EXERCISE -> Your task is to retype each line of the data below exactly.
··· INPUT ···
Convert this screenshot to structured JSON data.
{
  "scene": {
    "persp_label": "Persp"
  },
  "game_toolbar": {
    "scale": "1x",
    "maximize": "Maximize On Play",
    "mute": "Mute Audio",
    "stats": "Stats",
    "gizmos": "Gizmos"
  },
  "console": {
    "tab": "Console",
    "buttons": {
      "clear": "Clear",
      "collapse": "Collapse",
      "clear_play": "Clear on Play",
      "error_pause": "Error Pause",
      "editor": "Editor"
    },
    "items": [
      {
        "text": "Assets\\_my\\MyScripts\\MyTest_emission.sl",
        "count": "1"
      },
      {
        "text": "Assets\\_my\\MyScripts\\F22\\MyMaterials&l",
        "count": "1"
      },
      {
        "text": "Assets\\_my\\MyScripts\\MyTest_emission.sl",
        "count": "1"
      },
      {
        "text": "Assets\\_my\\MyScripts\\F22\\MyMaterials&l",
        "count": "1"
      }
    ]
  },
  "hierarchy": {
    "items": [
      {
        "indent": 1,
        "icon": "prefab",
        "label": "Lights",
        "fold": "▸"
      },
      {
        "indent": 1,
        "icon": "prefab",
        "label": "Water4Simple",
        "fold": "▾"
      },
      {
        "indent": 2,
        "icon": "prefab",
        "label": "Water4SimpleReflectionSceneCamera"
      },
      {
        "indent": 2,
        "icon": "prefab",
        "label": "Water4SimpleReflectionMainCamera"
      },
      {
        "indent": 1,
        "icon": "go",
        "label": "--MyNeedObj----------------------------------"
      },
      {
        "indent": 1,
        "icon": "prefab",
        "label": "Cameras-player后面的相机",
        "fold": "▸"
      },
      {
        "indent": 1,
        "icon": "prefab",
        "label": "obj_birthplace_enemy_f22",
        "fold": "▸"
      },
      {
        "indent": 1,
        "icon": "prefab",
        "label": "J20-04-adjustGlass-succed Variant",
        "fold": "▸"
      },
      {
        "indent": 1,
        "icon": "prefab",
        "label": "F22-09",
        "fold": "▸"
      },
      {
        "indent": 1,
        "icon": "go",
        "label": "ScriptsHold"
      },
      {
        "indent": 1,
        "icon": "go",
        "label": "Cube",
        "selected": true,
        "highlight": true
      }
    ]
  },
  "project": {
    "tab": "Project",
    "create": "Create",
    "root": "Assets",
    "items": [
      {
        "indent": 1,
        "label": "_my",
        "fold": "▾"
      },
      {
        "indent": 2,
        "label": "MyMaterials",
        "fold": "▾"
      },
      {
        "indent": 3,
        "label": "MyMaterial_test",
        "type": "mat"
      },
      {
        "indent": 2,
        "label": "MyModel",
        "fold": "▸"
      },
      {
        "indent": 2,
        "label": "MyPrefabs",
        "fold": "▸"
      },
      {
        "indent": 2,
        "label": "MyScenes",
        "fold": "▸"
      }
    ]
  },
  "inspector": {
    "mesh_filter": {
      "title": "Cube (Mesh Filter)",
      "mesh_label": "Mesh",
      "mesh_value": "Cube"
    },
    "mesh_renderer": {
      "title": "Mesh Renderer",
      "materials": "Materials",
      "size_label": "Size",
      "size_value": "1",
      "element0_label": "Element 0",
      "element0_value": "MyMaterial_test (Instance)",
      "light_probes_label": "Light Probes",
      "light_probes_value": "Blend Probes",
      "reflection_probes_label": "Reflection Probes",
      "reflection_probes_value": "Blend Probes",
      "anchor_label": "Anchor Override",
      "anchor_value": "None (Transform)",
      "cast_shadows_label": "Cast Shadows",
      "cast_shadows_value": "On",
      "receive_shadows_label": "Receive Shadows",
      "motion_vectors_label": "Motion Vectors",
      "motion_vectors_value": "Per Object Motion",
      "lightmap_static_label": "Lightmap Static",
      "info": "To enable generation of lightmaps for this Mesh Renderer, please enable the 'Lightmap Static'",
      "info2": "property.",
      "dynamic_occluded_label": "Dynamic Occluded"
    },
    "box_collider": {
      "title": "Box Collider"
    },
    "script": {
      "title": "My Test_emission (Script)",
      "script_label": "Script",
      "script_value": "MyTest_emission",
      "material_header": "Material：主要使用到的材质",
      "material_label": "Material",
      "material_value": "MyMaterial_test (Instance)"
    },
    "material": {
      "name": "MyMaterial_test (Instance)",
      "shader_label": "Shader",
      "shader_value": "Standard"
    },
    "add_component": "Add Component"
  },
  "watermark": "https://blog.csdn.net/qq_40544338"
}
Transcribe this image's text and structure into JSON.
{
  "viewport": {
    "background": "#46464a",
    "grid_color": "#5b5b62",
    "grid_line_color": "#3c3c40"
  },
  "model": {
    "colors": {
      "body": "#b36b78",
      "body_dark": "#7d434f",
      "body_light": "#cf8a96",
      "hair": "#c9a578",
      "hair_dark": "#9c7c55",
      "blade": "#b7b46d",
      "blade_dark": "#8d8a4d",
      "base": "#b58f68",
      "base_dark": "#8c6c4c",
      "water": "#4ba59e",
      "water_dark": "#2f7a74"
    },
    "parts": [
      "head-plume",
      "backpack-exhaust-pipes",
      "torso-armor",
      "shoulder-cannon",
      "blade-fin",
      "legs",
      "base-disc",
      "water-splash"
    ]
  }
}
···
COMPLETED TASK ->
Convert this screenshot to structured JSON data.
{
  "scene": {
    "persp_label": "Persp"
  },
  "game_toolbar": {
    "scale": "1x",
    "maximize": "Maximize On Play",
    "mute": "Mute Audio",
    "stats": "Stats",
    "gizmos": "Gizmos"
  },
  "console": {
    "tab": "Console",
    "buttons": {
      "clear": "Clear",
      "collapse": "Collapse",
      "clear_play": "Clear on Play",
      "error_pause": "Error Pause",
      "editor": "Editor"
    },
    "items": [
      {
        "text": "Assets\\_my\\MyScripts\\MyTest_emission.sl",
        "count": "1"
      },
      {
        "text": "Assets\\_my\\MyScripts\\F22\\MyMaterials&l",
        "count": "1"
      },
      {
        "text": "Assets\\_my\\MyScripts\\MyTest_emission.sl",
        "count": "1"
      },
      {
        "text": "Assets\\_my\\MyScripts\\F22\\MyMaterials&l",
        "count": "1"
      }
    ]
  },
  "hierarchy": {
    "items": [
      {
        "indent": 1,
        "icon": "prefab",
        "label": "Lights",
        "fold": "▸"
      },
      {
        "indent": 1,
        "icon": "prefab",
        "label": "Water4Simple",
        "fold": "▾"
      },
      {
        "indent": 2,
        "icon": "prefab",
        "label": "Water4SimpleReflectionSceneCamera"
      },
      {
        "indent": 2,
        "icon": "prefab",
        "label": "Water4SimpleReflectionMainCamera"
      },
      {
        "indent": 1,
        "icon": "go",
        "label": "--MyNeedObj----------------------------------"
      },
      {
        "indent": 1,
        "icon": "prefab",
        "label": "Cameras-player后面的相机",
        "fold": "▸"
      },
      {
        "indent": 1,
        "icon": "prefab",
        "label": "obj_birthplace_enemy_f22",
        "fold": "▸"
      },
      {
        "indent": 1,
        "icon": "prefab",
        "label": "J20-04-adjustGlass-succed Variant",
        "fold": "▸"
      },
      {
        "indent": 1,
        "icon": "prefab",
        "label": "F22-09",
        "fold": "▸"
      },
      {
        "indent": 1,
        "icon": "go",
        "label": "ScriptsHold"
      },
      {
        "indent": 1,
        "icon": "go",
        "label": "Cube",
        "selected": true,
        "highlight": true
      }
    ]
  },
  "project": {
    "tab": "Project",
    "create": "Create",
    "root": "Assets",
    "items": [
      {
        "indent": 1,
        "label": "_my",
        "fold": "▾"
      },
      {
        "indent": 2,
        "label": "MyMaterials",
        "fold": "▾"
      },
      {
        "indent": 3,
        "label": "MyMaterial_test",
        "type": "mat"
      },
      {
        "indent": 2,
        "label": "MyModel",
        "fold": "▸"
      },
      {
        "indent": 2,
        "label": "MyPrefabs",
        "fold": "▸"
      },
      {
        "indent": 2,
        "label": "MyScenes",
        "fold": "▸"
      }
    ]
  },
  "inspector": {
    "mesh_filter": {
      "title": "Cube (Mesh Filter)",
      "mesh_label": "Mesh",
      "mesh_value": "Cube"
    },
    "mesh_renderer": {
      "title": "Mesh Renderer",
      "materials": "Materials",
      "size_label": "Size",
      "size_value": "1",
      "element0_label": "Element 0",
      "element0_value": "MyMaterial_test (Instance)",
      "light_probes_label": "Light Probes",
      "light_probes_value": "Blend Probes",
      "reflection_probes_label": "Reflection Probes",
      "reflection_probes_value": "Blend Probes",
      "anchor_label": "Anchor Override",
      "anchor_value": "None (Transform)",
      "cast_shadows_label": "Cast Shadows",
      "cast_shadows_value": "On",
      "receive_shadows_label": "Receive Shadows",
      "motion_vectors_label": "Motion Vectors",
      "motion_vectors_value": "Per Object Motion",
      "lightmap_static_label": "Lightmap Static",
      "info": "To enable generation of lightmaps for this Mesh Renderer, please enable the 'Lightmap Static'",
      "info2": "property.",
      "dynamic_occluded_label": "Dynamic Occluded"
    },
    "box_collider": {
      "title": "Box Collider"
    },
    "script": {
      "title": "My Test_emission (Script)",
      "script_label": "Script",
      "script_value": "MyTest_emission",
      "material_header": "Material：主要使用到的材质",
      "material_label": "Material",
      "material_value": "MyMaterial_test (Instance)"
    },
    "material": {
      "name": "MyMaterial_test (Instance)",
      "shader_label": "Shader",
      "shader_value": "Standard"
    },
    "add_component": "Add Component"
  },
  "watermark": "https://blog.csdn.net/qq_40544338"
}
Transcribe this image's text and structure into JSON.
{
  "viewport": {
    "background": "#46464a",
    "grid_color": "#5b5b62",
    "grid_line_color": "#3c3c40"
  },
  "model": {
    "colors": {
      "body": "#b36b78",
      "body_dark": "#7d434f",
      "body_light": "#cf8a96",
      "hair": "#c9a578",
      "hair_dark": "#9c7c55",
      "blade": "#b7b46d",
      "blade_dark": "#8d8a4d",
      "base": "#b58f68",
      "base_dark": "#8c6c4c",
      "water": "#4ba59e",
      "water_dark": "#2f7a74"
    },
    "parts": [
      "head-plume",
      "backpack-exhaust-pipes",
      "torso-armor",
      "shoulder-cannon",
      "blade-fin",
      "legs",
      "base-disc",
      "water-splash"
    ]
  }
}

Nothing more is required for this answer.